MATERIAL PROVIDED
● ● ● ● ●

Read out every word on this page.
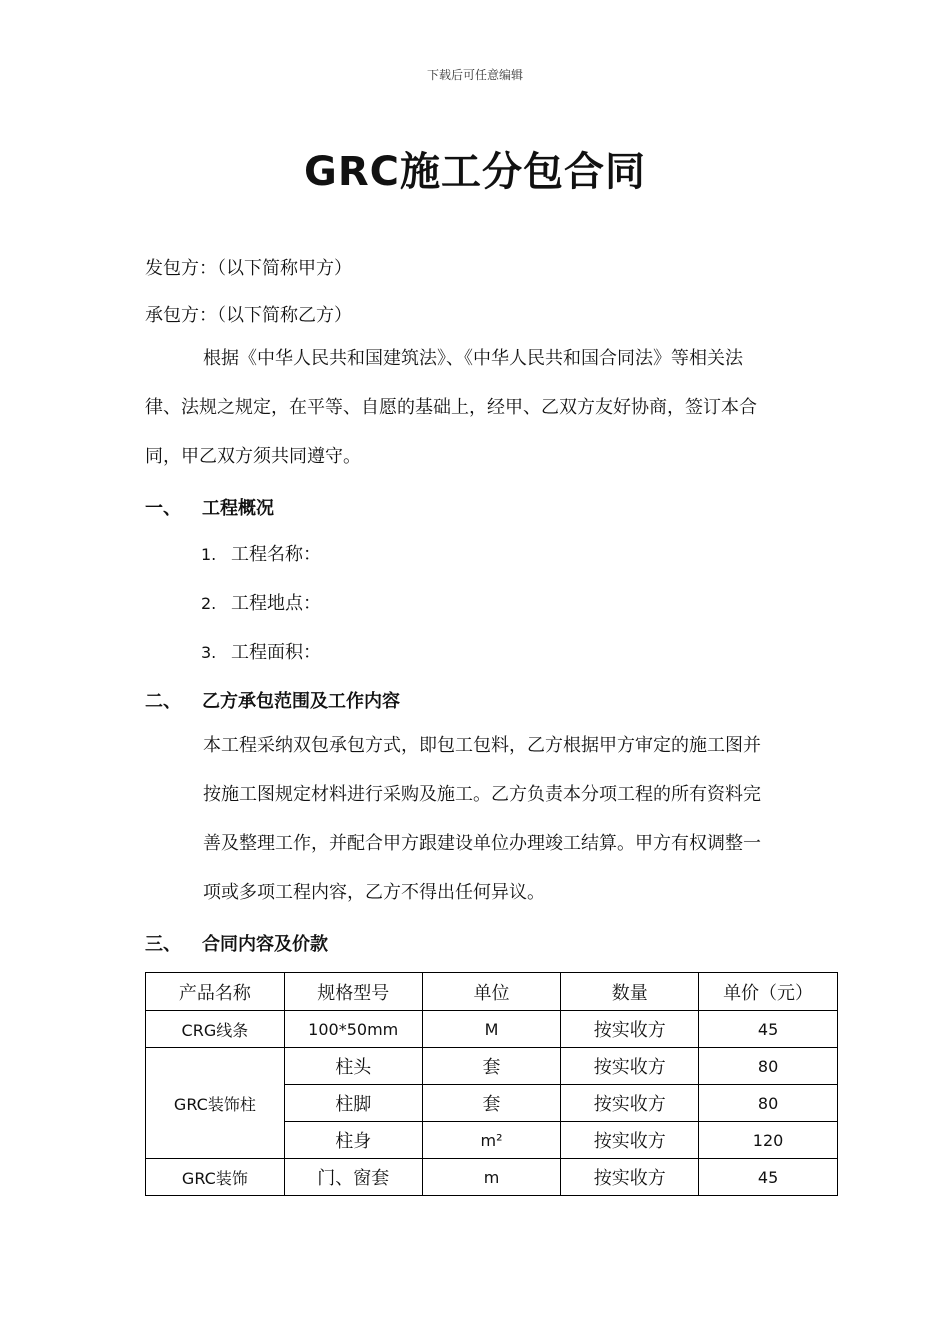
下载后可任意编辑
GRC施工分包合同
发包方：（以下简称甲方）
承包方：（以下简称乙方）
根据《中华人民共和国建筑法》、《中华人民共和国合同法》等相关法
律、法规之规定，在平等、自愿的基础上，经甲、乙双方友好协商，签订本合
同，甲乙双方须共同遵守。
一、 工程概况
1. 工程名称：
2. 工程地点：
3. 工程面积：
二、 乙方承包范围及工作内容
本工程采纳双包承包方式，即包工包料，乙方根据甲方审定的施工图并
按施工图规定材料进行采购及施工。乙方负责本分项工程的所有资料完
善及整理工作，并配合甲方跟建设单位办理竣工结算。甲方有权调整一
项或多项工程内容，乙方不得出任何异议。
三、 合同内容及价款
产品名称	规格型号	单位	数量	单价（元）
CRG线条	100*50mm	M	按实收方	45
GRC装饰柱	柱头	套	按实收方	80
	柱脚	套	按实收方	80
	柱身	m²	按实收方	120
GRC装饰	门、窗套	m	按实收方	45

● ● ● ● ●

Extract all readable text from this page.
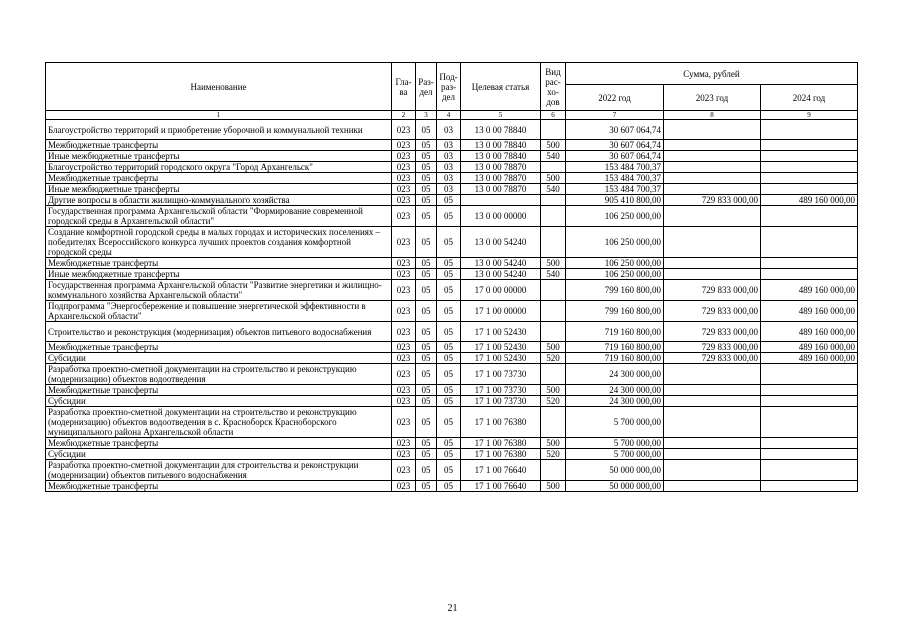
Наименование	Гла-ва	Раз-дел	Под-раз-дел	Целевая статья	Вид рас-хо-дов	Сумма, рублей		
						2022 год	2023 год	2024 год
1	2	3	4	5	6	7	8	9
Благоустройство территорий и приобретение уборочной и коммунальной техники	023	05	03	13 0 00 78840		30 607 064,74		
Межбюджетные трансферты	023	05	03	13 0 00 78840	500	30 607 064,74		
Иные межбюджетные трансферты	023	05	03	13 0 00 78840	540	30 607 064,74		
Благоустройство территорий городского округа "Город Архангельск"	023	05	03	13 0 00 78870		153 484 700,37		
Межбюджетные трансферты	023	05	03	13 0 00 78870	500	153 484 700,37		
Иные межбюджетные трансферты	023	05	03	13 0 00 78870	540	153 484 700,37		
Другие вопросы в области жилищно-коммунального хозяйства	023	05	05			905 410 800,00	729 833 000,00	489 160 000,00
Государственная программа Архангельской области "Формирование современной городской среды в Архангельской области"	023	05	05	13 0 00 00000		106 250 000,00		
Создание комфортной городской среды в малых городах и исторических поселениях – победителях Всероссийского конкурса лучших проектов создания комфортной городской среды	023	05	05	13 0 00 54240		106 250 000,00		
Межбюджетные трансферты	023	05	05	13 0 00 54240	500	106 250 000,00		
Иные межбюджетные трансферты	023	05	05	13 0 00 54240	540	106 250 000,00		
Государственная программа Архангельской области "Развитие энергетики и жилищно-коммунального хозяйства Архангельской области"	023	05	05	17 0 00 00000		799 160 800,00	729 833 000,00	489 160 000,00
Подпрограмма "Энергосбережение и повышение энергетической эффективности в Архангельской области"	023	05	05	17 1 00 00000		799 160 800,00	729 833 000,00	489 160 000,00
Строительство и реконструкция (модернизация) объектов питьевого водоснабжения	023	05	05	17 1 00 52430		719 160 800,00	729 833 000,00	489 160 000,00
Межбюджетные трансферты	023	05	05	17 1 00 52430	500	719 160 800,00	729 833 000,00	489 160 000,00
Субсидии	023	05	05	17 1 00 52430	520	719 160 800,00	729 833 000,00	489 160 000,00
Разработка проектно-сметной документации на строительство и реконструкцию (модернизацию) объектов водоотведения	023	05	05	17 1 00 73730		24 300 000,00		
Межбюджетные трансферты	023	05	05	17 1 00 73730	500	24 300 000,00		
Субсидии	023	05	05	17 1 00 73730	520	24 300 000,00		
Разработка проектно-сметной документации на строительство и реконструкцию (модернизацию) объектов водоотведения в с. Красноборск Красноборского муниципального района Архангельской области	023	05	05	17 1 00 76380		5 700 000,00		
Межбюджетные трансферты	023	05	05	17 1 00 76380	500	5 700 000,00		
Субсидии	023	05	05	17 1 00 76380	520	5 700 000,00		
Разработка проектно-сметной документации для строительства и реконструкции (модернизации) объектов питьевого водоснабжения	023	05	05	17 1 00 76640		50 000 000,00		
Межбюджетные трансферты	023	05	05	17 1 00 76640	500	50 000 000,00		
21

● ● ● ● ●

GIVEN PROBLEM
Respond with nothing but the number of lines in the entries that contain the string "проектно".

SOLUTION TO THE PROBLEM
3